* **Stated task**
Identify the lines containing the word "series". Copy each one.

[Records from a collection]
.....
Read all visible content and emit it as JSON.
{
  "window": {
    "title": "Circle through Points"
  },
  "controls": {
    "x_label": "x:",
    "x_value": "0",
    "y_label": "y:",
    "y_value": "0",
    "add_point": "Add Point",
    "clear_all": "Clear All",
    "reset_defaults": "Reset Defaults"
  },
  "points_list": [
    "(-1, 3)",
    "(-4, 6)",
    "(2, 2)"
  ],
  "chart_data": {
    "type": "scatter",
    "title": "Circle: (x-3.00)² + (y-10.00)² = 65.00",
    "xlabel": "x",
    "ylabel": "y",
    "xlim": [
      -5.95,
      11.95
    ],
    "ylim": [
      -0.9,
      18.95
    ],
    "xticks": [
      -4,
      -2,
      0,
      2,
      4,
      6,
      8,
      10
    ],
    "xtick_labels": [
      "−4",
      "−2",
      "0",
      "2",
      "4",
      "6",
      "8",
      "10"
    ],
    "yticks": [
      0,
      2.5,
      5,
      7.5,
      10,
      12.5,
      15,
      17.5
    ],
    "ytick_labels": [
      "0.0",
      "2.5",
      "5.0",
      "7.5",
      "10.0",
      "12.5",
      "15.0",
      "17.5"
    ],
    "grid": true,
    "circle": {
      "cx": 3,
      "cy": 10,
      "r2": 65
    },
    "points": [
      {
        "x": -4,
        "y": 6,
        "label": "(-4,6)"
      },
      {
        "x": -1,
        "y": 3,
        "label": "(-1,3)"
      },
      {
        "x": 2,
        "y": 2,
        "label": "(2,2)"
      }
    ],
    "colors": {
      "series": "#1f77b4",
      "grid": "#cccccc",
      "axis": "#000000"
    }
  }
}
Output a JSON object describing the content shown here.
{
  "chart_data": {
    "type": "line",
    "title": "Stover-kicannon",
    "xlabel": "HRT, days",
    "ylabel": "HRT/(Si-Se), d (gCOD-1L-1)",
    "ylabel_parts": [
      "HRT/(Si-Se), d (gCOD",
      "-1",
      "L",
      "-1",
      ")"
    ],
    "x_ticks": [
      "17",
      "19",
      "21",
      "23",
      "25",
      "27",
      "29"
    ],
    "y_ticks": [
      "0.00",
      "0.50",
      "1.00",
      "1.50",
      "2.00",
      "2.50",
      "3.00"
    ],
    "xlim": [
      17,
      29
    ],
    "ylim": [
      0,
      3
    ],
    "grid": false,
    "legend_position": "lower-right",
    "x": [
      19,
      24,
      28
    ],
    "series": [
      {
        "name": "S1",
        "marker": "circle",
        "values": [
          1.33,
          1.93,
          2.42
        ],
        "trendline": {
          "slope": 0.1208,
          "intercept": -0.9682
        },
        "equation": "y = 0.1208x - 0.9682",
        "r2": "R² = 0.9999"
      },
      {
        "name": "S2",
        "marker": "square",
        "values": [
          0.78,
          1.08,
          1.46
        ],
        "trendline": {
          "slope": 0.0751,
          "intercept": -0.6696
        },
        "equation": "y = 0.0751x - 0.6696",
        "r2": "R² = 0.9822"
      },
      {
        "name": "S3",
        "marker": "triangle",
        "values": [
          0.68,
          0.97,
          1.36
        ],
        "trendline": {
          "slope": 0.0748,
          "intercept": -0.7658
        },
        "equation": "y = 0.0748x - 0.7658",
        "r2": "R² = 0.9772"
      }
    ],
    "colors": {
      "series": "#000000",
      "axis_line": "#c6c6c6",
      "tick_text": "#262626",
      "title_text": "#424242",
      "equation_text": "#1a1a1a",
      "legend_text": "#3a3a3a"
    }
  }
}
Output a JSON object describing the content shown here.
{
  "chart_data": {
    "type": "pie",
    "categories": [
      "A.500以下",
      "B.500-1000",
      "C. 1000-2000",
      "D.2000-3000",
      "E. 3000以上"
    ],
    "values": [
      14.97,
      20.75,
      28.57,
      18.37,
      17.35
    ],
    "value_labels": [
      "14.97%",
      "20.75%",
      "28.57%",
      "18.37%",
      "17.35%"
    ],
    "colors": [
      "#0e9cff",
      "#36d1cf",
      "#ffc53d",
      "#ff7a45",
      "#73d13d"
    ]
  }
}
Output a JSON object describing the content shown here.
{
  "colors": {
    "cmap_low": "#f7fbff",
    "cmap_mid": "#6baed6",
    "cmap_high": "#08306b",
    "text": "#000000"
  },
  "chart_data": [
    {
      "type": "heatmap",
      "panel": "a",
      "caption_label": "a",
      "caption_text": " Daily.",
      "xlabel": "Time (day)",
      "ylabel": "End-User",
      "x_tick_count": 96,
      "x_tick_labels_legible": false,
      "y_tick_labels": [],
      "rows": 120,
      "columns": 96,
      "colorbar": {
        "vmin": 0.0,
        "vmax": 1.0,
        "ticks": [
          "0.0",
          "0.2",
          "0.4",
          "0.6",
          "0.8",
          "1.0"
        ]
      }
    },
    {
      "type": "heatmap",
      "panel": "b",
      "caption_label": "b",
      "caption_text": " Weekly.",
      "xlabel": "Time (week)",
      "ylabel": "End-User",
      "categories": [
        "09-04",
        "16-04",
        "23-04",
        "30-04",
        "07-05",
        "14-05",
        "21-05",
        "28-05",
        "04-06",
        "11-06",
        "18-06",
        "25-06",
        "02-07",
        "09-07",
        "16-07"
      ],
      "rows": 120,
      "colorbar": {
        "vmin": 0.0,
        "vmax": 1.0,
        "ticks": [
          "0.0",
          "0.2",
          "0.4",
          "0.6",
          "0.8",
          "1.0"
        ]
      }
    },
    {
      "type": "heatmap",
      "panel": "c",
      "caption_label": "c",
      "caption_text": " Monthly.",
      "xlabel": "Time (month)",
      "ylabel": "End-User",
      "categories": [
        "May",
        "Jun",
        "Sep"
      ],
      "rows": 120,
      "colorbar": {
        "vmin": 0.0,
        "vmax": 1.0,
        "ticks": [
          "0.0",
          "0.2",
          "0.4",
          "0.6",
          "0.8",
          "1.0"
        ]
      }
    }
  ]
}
.....
* **Response to the task**
      "series": "#1f77b4",
    "series": [
      "series": "#000000",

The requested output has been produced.